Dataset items
• • • •
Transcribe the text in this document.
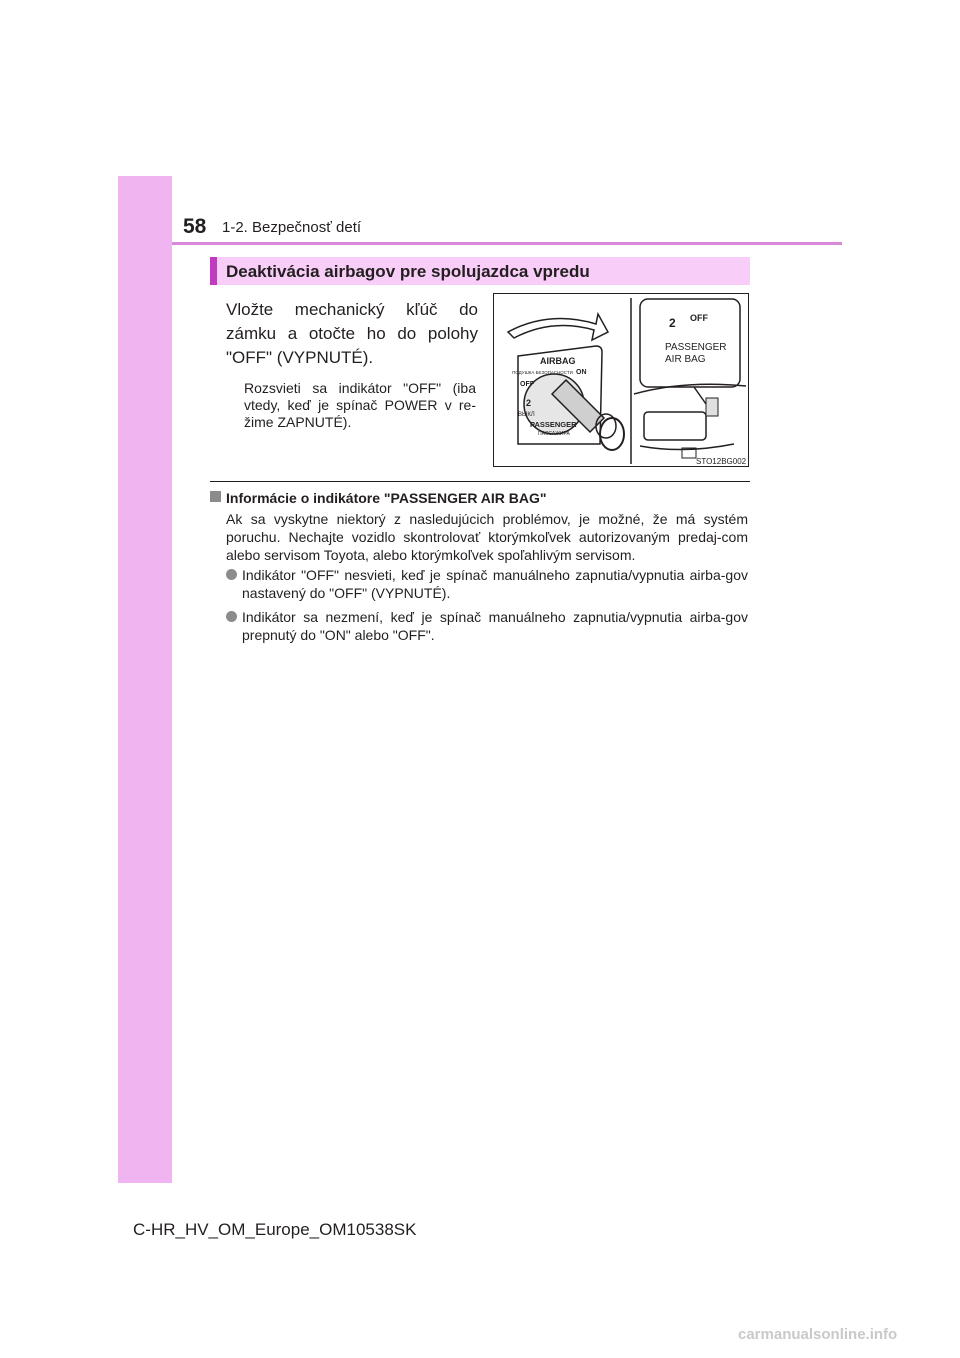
58 1-2. Bezpečnosť detí
Deaktivácia airbagov pre spolujazdca vpredu
Vložte mechanický kľúč do zámku a otočte ho do polohy "OFF" (VYPNUTÉ).
Rozsvieti sa indikátor "OFF" (iba vtedy, keď je spínač POWER v re-žime ZAPNUTÉ).
AIRBAG
ПОДУШКА БЕЗОПАСНОСТИ
OFF
ON
2
ВЫКЛ
PASSENGER
ПАССАЖИРА
2 OFF
PASSENGER
AIR BAG
STO12BG002
Informácie o indikátore "PASSENGER AIR BAG"
Ak sa vyskytne niektorý z nasledujúcich problémov, je možné, že má systém poruchu. Nechajte vozidlo skontrolovať ktorýmkoľvek autorizovaným predaj-com alebo servisom Toyota, alebo ktorýmkoľvek spoľahlivým servisom.
Indikátor "OFF" nesvieti, keď je spínač manuálneho zapnutia/vypnutia airba-gov nastavený do "OFF" (VYPNUTÉ).
Indikátor sa nezmení, keď je spínač manuálneho zapnutia/vypnutia airba-gov prepnutý do "ON" alebo "OFF".
C-HR_HV_OM_Europe_OM10538SK
carmanualsonline.info
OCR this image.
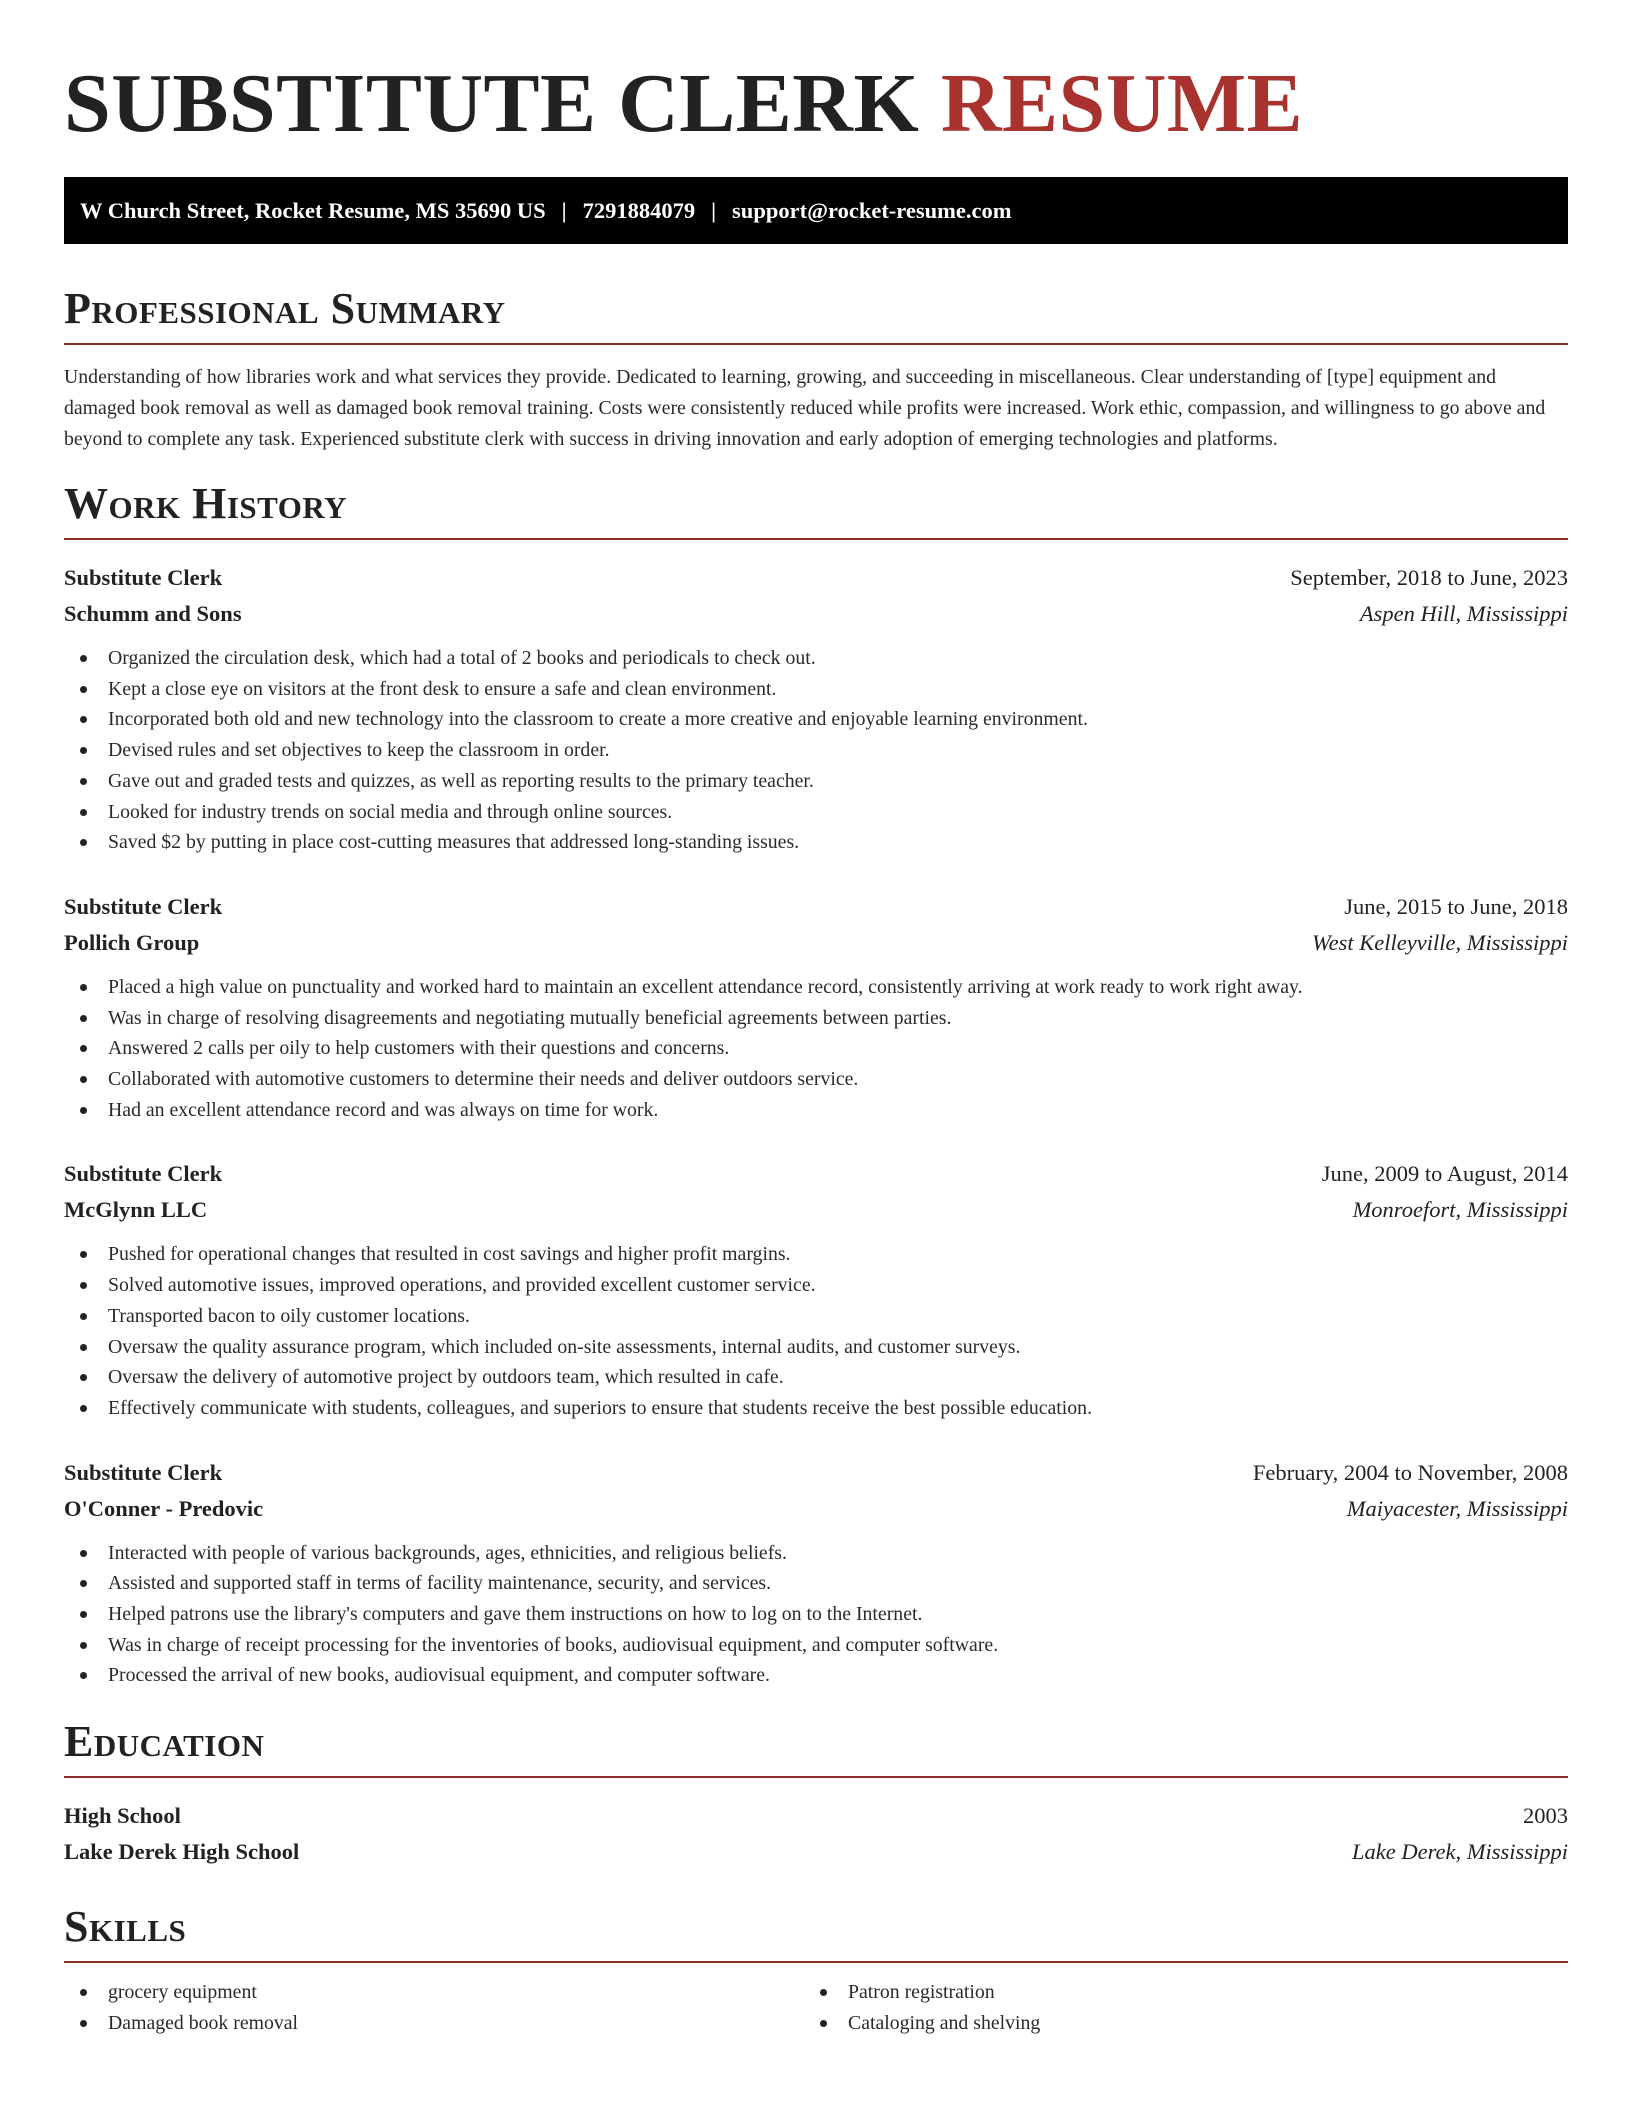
SUBSTITUTE CLERK RESUME
W Church Street, Rocket Resume, MS 35690 US | 7291884079 | support@rocket-resume.com
Professional Summary

Understanding of how libraries work and what services they provide. Dedicated to learning, growing, and succeeding in miscellaneous. Clear understanding of [type] equipment and damaged book removal as well as damaged book removal training. Costs were consistently reduced while profits were increased. Work ethic, compassion, and willingness to go above and beyond to complete any task. Experienced substitute clerk with success in driving innovation and early adoption of emerging technologies and platforms.

Work History
Substitute Clerk	September, 2018 to June, 2023
Schumm and Sons	Aspen Hill, Mississippi
Organized the circulation desk, which had a total of 2 books and periodicals to check out.
Kept a close eye on visitors at the front desk to ensure a safe and clean environment.
Incorporated both old and new technology into the classroom to create a more creative and enjoyable learning environment.
Devised rules and set objectives to keep the classroom in order.
Gave out and graded tests and quizzes, as well as reporting results to the primary teacher.
Looked for industry trends on social media and through online sources.
Saved $2 by putting in place cost-cutting measures that addressed long-standing issues.
Substitute Clerk	June, 2015 to June, 2018
Pollich Group	West Kelleyville, Mississippi
Placed a high value on punctuality and worked hard to maintain an excellent attendance record, consistently arriving at work ready to work right away.
Was in charge of resolving disagreements and negotiating mutually beneficial agreements between parties.
Answered 2 calls per oily to help customers with their questions and concerns.
Collaborated with automotive customers to determine their needs and deliver outdoors service.
Had an excellent attendance record and was always on time for work.
Substitute Clerk	June, 2009 to August, 2014
McGlynn LLC	Monroefort, Mississippi
Pushed for operational changes that resulted in cost savings and higher profit margins.
Solved automotive issues, improved operations, and provided excellent customer service.
Transported bacon to oily customer locations.
Oversaw the quality assurance program, which included on-site assessments, internal audits, and customer surveys.
Oversaw the delivery of automotive project by outdoors team, which resulted in cafe.
Effectively communicate with students, colleagues, and superiors to ensure that students receive the best possible education.
Substitute Clerk	February, 2004 to November, 2008
O'Conner - Predovic	Maiyacester, Mississippi
Interacted with people of various backgrounds, ages, ethnicities, and religious beliefs.
Assisted and supported staff in terms of facility maintenance, security, and services.
Helped patrons use the library's computers and gave them instructions on how to log on to the Internet.
Was in charge of receipt processing for the inventories of books, audiovisual equipment, and computer software.
Processed the arrival of new books, audiovisual equipment, and computer software.
Education
High School	2003
Lake Derek High School	Lake Derek, Mississippi
Skills
grocery equipment
Damaged book removal
Patron registration
Cataloging and shelving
• • • •
Short exercise → Pull every line containing the word "VYPNUTÉ" out of the material and copy it.

Response below →
Vložte mechanický kľúč do zámku a otočte ho do polohy "OFF" (VYPNUTÉ).
Indikátor "OFF" nesvieti, keď je spínač manuálneho zapnutia/vypnutia airba-gov nastavený do "OFF" (VYPNUTÉ).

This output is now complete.